▶ **CHALLENGE**: Could you output each line of the data that follows exactly?
------------------------------------------------------------------------
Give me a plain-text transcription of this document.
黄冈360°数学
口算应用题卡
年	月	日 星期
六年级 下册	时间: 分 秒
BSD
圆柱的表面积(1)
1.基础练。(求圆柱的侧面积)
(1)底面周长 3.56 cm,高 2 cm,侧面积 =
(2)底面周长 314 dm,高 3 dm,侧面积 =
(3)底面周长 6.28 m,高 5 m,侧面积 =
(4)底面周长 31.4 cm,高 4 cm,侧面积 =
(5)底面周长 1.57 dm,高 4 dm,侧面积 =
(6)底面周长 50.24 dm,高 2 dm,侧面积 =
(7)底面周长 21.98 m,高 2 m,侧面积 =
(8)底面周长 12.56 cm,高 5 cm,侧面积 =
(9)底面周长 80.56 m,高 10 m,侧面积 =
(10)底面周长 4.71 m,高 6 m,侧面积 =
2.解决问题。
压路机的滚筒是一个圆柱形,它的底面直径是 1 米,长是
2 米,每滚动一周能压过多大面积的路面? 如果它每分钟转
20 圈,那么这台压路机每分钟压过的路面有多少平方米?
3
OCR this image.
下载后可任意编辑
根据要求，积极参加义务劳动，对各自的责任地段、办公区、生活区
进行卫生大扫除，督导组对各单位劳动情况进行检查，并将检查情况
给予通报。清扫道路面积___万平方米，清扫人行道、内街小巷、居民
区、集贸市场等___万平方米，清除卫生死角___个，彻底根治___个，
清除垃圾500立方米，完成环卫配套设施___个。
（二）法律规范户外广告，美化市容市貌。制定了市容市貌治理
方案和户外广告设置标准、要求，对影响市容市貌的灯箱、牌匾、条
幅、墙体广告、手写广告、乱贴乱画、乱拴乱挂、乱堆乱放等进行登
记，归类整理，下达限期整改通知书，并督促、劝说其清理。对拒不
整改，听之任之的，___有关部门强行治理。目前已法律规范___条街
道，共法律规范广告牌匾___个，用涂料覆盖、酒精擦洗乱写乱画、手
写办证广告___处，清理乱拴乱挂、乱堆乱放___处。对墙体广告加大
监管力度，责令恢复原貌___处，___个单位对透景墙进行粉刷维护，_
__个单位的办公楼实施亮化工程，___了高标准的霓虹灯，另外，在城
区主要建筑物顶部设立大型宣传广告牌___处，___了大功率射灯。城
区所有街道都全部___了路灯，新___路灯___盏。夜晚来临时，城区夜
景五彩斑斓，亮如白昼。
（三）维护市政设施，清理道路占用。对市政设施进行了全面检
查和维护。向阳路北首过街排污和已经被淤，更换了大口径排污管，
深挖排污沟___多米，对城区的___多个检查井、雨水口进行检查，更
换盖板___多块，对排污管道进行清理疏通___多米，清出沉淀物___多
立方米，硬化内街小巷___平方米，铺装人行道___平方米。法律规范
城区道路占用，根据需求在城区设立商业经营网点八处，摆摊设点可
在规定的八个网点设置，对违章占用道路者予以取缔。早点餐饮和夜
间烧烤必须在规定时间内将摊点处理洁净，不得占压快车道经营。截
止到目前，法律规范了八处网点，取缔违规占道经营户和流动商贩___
------------------------------------------------------------------------
▶ **SOLUTION TO THE EXERCISE**:
Give me a plain-text transcription of this document.
黄冈360°数学
口算应用题卡
年	月	日 星期
六年级 下册	时间: 分 秒
BSD
圆柱的表面积(1)
1.基础练。(求圆柱的侧面积)
(1)底面周长 3.56 cm,高 2 cm,侧面积 =
(2)底面周长 314 dm,高 3 dm,侧面积 =
(3)底面周长 6.28 m,高 5 m,侧面积 =
(4)底面周长 31.4 cm,高 4 cm,侧面积 =
(5)底面周长 1.57 dm,高 4 dm,侧面积 =
(6)底面周长 50.24 dm,高 2 dm,侧面积 =
(7)底面周长 21.98 m,高 2 m,侧面积 =
(8)底面周长 12.56 cm,高 5 cm,侧面积 =
(9)底面周长 80.56 m,高 10 m,侧面积 =
(10)底面周长 4.71 m,高 6 m,侧面积 =
2.解决问题。
压路机的滚筒是一个圆柱形,它的底面直径是 1 米,长是
2 米,每滚动一周能压过多大面积的路面? 如果它每分钟转
20 圈,那么这台压路机每分钟压过的路面有多少平方米?
3
OCR this image.
下载后可任意编辑
根据要求，积极参加义务劳动，对各自的责任地段、办公区、生活区
进行卫生大扫除，督导组对各单位劳动情况进行检查，并将检查情况
给予通报。清扫道路面积___万平方米，清扫人行道、内街小巷、居民
区、集贸市场等___万平方米，清除卫生死角___个，彻底根治___个，
清除垃圾500立方米，完成环卫配套设施___个。
（二）法律规范户外广告，美化市容市貌。制定了市容市貌治理
方案和户外广告设置标准、要求，对影响市容市貌的灯箱、牌匾、条
幅、墙体广告、手写广告、乱贴乱画、乱拴乱挂、乱堆乱放等进行登
记，归类整理，下达限期整改通知书，并督促、劝说其清理。对拒不
整改，听之任之的，___有关部门强行治理。目前已法律规范___条街
道，共法律规范广告牌匾___个，用涂料覆盖、酒精擦洗乱写乱画、手
写办证广告___处，清理乱拴乱挂、乱堆乱放___处。对墙体广告加大
监管力度，责令恢复原貌___处，___个单位对透景墙进行粉刷维护，_
__个单位的办公楼实施亮化工程，___了高标准的霓虹灯，另外，在城
区主要建筑物顶部设立大型宣传广告牌___处，___了大功率射灯。城
区所有街道都全部___了路灯，新___路灯___盏。夜晚来临时，城区夜
景五彩斑斓，亮如白昼。
（三）维护市政设施，清理道路占用。对市政设施进行了全面检
查和维护。向阳路北首过街排污和已经被淤，更换了大口径排污管，
深挖排污沟___多米，对城区的___多个检查井、雨水口进行检查，更
换盖板___多块，对排污管道进行清理疏通___多米，清出沉淀物___多
立方米，硬化内街小巷___平方米，铺装人行道___平方米。法律规范
城区道路占用，根据需求在城区设立商业经营网点八处，摆摊设点可
在规定的八个网点设置，对违章占用道路者予以取缔。早点餐饮和夜
间烧烤必须在规定时间内将摊点处理洁净，不得占压快车道经营。截
止到目前，法律规范了八处网点，取缔违规占道经营户和流动商贩___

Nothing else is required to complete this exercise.